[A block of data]
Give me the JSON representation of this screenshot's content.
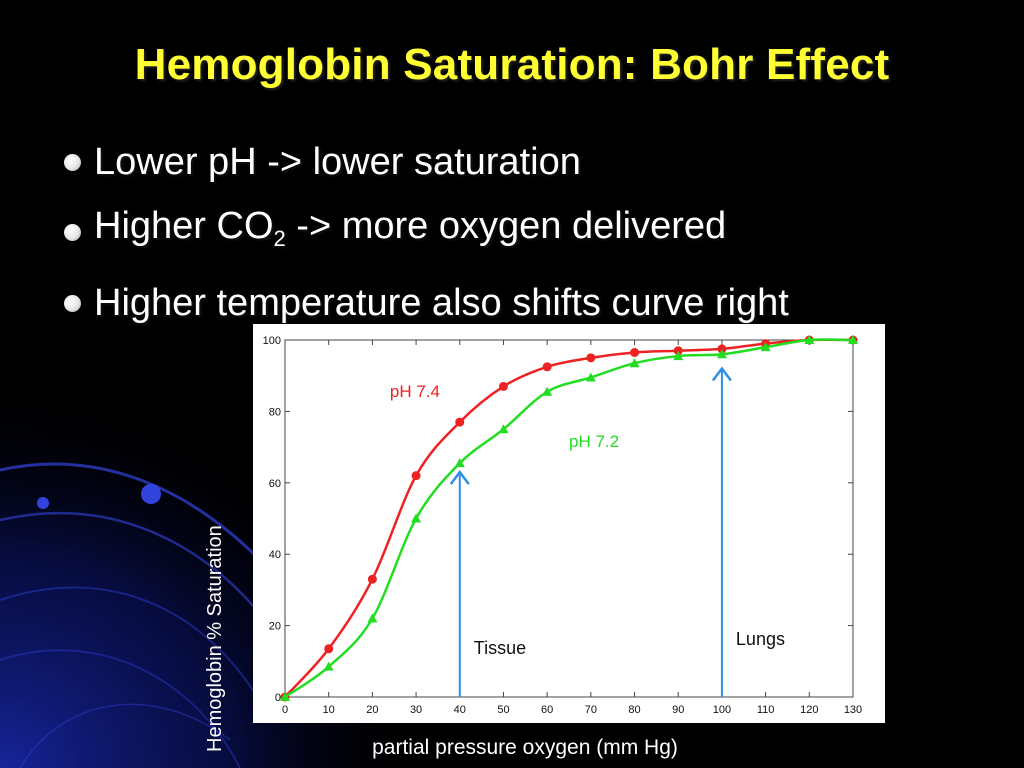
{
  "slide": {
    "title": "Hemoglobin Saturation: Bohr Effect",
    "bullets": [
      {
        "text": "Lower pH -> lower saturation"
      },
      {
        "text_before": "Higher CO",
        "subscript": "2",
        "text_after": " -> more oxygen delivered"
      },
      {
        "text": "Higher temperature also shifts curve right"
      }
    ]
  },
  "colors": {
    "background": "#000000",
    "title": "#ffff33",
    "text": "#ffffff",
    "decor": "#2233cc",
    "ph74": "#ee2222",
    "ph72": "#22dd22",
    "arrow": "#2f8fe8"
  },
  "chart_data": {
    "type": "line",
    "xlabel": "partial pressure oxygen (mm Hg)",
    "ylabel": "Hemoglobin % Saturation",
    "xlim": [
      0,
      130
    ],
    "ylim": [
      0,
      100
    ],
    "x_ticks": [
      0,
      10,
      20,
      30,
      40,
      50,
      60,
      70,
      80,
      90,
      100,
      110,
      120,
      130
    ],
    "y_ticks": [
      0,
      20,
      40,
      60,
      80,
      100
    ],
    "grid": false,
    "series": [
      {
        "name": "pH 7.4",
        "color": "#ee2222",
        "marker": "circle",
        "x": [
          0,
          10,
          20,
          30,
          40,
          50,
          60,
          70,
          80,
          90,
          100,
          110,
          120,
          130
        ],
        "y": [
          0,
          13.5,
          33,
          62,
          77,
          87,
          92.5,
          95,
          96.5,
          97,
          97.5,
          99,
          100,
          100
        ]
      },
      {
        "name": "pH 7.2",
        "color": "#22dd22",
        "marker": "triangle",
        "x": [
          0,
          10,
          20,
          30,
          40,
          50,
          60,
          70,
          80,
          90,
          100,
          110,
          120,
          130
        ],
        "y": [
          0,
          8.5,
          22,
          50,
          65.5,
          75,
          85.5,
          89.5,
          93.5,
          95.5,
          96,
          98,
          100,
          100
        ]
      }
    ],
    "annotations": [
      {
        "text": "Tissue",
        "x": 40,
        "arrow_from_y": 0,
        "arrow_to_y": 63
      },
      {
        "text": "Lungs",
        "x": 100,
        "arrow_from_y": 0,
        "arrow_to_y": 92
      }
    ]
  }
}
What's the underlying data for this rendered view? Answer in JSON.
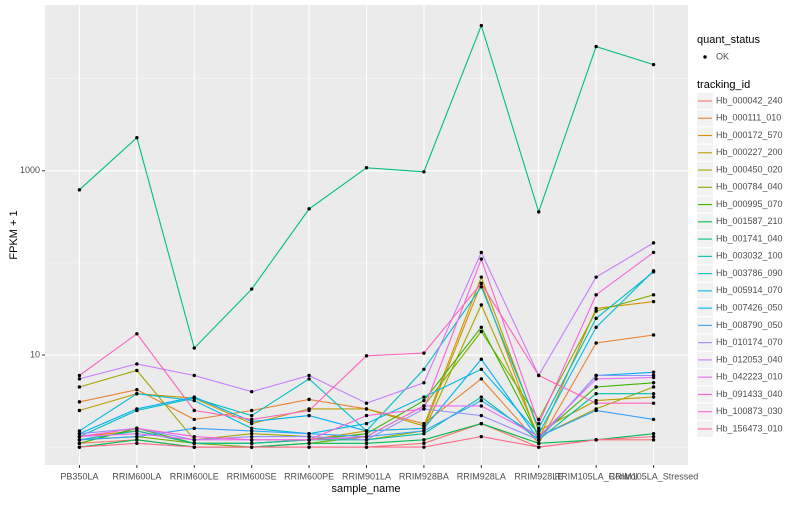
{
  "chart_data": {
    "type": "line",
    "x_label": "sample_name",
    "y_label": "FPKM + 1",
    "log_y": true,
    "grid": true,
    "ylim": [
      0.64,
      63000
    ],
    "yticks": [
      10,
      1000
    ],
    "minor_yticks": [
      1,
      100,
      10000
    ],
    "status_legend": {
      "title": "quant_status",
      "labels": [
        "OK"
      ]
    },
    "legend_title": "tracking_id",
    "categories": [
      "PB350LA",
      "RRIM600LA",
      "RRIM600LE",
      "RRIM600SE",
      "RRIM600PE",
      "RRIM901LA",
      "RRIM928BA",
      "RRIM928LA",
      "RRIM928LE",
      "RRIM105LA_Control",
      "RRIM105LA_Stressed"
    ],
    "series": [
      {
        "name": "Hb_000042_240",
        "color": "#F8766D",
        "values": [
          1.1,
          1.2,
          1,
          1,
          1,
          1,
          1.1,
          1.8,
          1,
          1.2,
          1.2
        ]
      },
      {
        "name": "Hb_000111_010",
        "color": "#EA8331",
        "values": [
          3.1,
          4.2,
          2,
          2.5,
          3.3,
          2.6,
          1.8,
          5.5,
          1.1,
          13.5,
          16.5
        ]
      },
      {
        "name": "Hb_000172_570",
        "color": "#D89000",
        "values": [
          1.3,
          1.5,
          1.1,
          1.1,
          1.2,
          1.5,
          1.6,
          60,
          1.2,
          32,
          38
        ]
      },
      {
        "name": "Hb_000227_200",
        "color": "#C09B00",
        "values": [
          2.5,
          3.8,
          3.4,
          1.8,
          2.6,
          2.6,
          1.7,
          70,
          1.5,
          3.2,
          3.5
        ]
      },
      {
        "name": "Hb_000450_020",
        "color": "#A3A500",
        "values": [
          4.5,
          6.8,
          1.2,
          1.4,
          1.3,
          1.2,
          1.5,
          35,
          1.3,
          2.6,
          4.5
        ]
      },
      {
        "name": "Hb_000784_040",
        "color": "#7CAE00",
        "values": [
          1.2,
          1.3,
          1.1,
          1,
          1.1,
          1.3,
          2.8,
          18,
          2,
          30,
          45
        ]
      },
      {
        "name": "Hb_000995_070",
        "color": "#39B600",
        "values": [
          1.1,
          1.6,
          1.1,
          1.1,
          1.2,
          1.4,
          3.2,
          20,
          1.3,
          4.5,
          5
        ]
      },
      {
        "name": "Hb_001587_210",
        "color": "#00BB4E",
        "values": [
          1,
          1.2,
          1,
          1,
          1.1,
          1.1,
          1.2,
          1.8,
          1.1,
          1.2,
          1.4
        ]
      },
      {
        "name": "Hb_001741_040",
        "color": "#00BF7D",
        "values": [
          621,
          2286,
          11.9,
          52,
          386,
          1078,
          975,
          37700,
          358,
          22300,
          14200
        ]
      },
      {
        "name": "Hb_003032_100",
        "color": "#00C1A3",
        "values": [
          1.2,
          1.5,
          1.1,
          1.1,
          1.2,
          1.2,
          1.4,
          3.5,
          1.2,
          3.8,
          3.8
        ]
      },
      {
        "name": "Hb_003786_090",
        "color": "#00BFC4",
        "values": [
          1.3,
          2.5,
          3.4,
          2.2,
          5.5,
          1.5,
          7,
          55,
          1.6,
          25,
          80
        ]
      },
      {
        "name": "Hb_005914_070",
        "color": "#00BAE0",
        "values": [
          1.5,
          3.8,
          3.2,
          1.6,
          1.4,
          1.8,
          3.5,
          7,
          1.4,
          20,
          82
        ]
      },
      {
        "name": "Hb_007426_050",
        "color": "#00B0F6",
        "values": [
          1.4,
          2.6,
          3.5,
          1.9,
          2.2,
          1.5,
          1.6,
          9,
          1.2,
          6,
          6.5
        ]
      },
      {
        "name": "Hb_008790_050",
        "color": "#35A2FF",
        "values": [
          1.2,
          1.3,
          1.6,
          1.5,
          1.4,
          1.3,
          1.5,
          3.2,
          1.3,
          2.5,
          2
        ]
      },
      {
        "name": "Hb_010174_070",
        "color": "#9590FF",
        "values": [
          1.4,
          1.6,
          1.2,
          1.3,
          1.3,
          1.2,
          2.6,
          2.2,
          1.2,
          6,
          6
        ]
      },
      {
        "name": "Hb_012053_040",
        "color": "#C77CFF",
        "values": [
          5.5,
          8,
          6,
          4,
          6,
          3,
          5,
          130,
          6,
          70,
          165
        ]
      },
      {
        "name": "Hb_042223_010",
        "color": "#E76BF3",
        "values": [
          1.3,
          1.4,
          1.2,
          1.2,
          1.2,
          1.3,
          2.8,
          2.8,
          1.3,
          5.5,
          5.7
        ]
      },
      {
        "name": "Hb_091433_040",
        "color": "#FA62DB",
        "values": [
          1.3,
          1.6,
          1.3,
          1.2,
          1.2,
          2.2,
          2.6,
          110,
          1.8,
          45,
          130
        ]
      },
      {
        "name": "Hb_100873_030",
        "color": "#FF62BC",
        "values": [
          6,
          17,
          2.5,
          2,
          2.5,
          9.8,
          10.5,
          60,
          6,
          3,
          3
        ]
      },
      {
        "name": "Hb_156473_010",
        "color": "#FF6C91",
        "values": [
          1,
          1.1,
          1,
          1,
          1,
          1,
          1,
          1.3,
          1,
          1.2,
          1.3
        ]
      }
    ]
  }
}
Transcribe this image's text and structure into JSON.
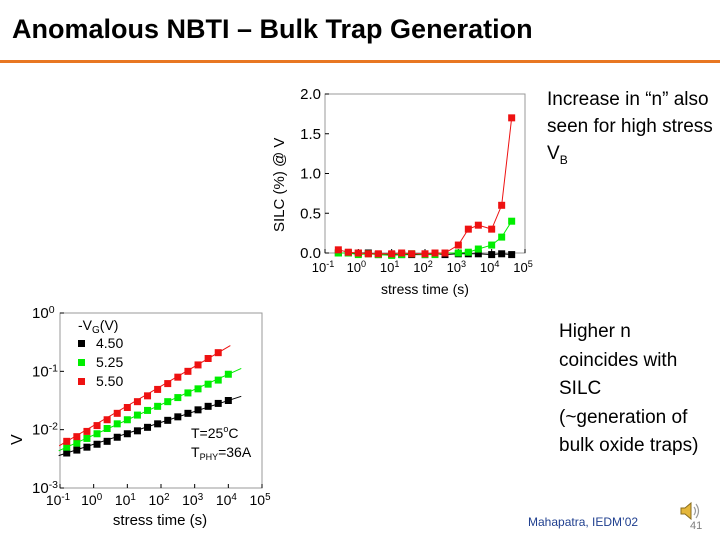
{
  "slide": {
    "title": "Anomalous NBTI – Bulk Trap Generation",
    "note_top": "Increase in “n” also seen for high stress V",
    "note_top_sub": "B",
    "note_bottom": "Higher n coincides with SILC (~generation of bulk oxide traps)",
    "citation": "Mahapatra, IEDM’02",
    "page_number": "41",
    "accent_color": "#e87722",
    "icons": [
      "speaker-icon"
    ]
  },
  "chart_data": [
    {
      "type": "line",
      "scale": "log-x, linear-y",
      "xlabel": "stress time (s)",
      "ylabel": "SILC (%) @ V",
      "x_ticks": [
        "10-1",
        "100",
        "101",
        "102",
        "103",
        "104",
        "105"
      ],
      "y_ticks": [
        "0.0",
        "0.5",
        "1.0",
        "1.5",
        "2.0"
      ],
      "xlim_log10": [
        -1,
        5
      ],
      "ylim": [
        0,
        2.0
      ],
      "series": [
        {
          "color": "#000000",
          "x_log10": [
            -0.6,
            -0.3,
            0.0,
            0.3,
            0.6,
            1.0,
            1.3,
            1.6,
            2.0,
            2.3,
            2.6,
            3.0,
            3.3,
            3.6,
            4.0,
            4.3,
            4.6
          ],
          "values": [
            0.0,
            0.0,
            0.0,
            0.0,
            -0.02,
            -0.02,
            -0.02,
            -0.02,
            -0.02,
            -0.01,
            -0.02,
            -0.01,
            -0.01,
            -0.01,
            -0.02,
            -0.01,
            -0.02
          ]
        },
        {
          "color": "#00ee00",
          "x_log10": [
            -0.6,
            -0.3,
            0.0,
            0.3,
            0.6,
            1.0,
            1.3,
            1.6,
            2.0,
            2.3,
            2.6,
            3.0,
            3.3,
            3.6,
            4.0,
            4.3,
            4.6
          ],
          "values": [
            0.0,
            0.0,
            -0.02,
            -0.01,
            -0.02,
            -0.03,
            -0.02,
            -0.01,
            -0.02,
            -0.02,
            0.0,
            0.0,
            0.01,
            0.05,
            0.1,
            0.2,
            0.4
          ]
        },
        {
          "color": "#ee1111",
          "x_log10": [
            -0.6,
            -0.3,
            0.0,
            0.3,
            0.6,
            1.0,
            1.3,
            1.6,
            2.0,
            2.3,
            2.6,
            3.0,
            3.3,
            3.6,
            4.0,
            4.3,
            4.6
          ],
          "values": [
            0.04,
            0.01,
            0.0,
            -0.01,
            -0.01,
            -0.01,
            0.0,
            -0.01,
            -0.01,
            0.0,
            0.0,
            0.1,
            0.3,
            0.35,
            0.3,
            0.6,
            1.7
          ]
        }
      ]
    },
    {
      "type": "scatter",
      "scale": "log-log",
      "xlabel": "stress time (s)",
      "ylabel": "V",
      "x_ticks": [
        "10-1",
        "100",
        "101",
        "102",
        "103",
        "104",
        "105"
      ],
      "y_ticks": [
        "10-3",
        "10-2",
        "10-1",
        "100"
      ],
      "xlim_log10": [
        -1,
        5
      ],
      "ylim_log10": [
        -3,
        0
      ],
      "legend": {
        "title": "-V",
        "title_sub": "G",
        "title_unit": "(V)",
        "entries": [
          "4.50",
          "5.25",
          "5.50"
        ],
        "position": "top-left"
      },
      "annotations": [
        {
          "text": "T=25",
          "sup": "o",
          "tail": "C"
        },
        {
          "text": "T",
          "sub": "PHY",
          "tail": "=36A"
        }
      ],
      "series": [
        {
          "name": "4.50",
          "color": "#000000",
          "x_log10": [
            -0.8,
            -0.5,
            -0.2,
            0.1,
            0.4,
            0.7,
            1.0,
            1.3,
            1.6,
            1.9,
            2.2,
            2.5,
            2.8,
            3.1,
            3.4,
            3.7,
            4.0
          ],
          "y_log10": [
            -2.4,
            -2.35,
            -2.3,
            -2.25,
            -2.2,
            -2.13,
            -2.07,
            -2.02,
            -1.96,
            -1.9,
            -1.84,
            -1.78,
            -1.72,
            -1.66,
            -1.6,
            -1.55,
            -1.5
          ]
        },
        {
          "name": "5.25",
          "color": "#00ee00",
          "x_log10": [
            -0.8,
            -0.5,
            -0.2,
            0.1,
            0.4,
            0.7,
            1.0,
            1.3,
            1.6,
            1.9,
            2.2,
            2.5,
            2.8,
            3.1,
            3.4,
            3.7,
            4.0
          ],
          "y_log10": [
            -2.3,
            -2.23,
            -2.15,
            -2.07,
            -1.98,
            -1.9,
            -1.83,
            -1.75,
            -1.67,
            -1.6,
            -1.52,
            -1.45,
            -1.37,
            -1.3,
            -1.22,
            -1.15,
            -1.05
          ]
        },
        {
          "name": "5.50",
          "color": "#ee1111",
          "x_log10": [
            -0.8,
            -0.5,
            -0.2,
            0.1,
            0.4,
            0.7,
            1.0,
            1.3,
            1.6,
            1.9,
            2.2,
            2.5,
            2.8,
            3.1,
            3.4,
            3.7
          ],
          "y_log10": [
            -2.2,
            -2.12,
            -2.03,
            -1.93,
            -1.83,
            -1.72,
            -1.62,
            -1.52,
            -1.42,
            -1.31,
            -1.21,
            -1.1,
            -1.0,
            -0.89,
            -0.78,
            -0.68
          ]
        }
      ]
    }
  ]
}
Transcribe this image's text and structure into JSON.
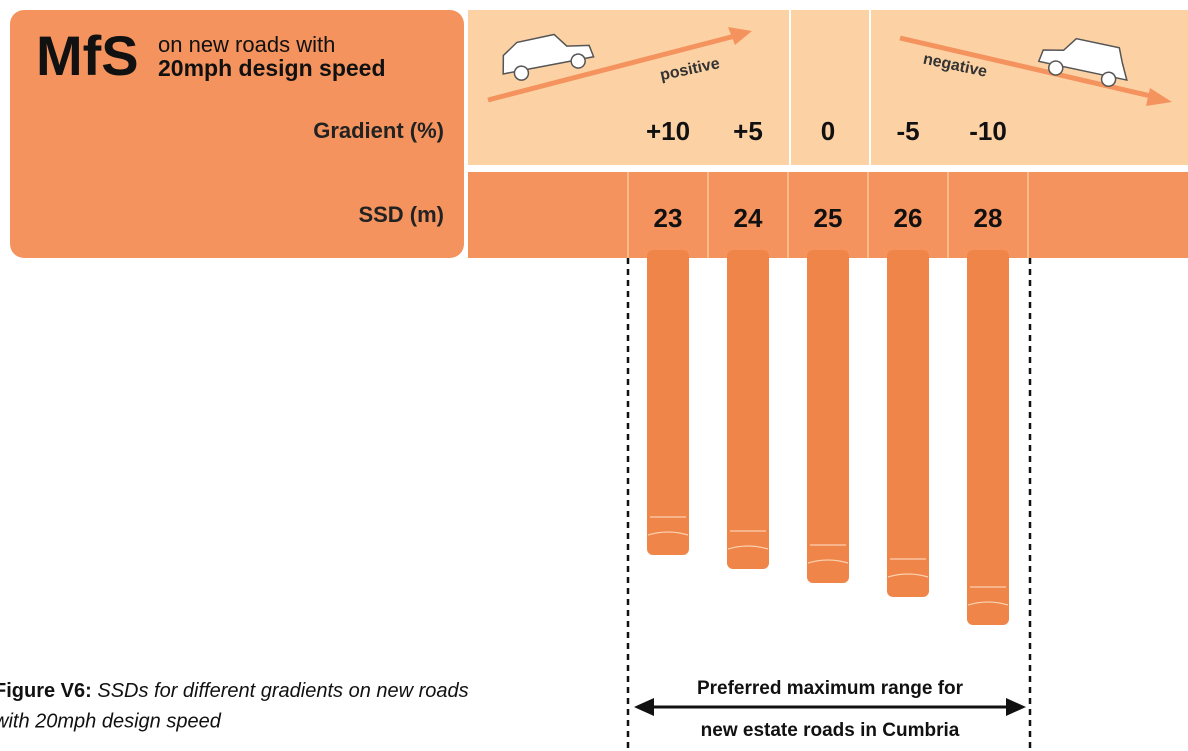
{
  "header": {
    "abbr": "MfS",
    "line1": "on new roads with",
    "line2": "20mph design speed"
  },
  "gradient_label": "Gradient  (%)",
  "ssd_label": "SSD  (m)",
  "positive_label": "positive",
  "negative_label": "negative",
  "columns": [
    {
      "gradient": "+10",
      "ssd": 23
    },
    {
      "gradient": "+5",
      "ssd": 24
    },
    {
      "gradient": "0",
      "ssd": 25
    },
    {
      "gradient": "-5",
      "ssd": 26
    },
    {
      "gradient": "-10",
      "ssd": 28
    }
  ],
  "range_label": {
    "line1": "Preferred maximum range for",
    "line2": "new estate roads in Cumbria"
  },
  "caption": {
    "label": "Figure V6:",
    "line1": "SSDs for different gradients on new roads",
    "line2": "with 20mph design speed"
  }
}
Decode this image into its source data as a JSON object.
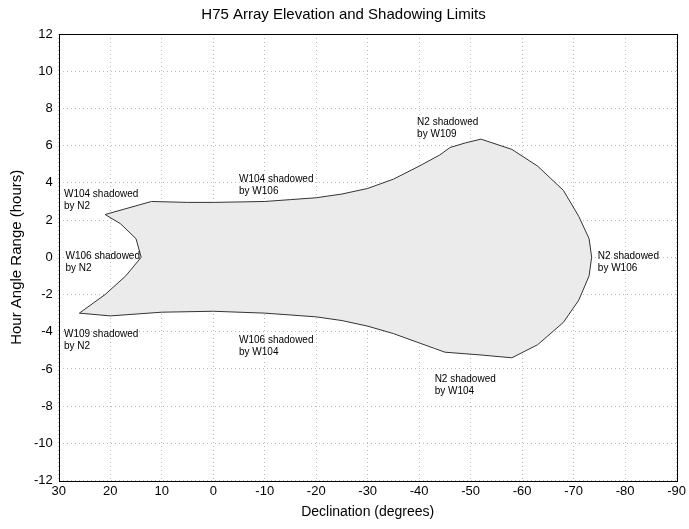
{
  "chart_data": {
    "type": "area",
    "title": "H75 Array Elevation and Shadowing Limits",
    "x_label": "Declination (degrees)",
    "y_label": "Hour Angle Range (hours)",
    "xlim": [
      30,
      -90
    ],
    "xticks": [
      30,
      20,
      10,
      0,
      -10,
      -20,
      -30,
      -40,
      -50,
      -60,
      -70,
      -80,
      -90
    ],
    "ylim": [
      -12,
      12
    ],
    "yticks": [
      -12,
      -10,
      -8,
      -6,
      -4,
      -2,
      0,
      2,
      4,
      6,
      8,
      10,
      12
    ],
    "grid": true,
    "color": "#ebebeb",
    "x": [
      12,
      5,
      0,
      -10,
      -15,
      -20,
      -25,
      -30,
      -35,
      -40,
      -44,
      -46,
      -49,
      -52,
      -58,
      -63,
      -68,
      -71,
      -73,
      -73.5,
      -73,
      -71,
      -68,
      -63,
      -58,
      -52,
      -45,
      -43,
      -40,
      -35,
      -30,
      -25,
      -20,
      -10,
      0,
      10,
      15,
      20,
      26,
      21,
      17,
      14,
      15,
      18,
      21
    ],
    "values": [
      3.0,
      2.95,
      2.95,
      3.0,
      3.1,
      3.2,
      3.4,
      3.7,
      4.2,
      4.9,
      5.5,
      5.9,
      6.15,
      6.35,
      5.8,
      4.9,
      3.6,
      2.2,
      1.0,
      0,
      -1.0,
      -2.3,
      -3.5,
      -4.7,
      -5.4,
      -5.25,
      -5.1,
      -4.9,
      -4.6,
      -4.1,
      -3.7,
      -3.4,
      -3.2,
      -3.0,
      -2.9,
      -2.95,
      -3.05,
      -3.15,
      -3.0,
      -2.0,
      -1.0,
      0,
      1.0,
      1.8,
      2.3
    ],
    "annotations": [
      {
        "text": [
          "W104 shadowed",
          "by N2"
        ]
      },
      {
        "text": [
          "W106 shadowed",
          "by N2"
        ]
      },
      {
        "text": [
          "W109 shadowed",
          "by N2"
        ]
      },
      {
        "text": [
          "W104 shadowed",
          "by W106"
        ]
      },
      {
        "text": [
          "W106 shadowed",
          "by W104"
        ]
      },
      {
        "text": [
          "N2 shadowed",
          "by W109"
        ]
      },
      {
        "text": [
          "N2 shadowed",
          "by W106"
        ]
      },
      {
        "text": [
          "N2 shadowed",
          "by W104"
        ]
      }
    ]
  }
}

◆ WHAT IS BEING ASKED: Going through the records above, state how many lines carry "oxygen", with no other text.

◆ RIGHT ANSWER: 2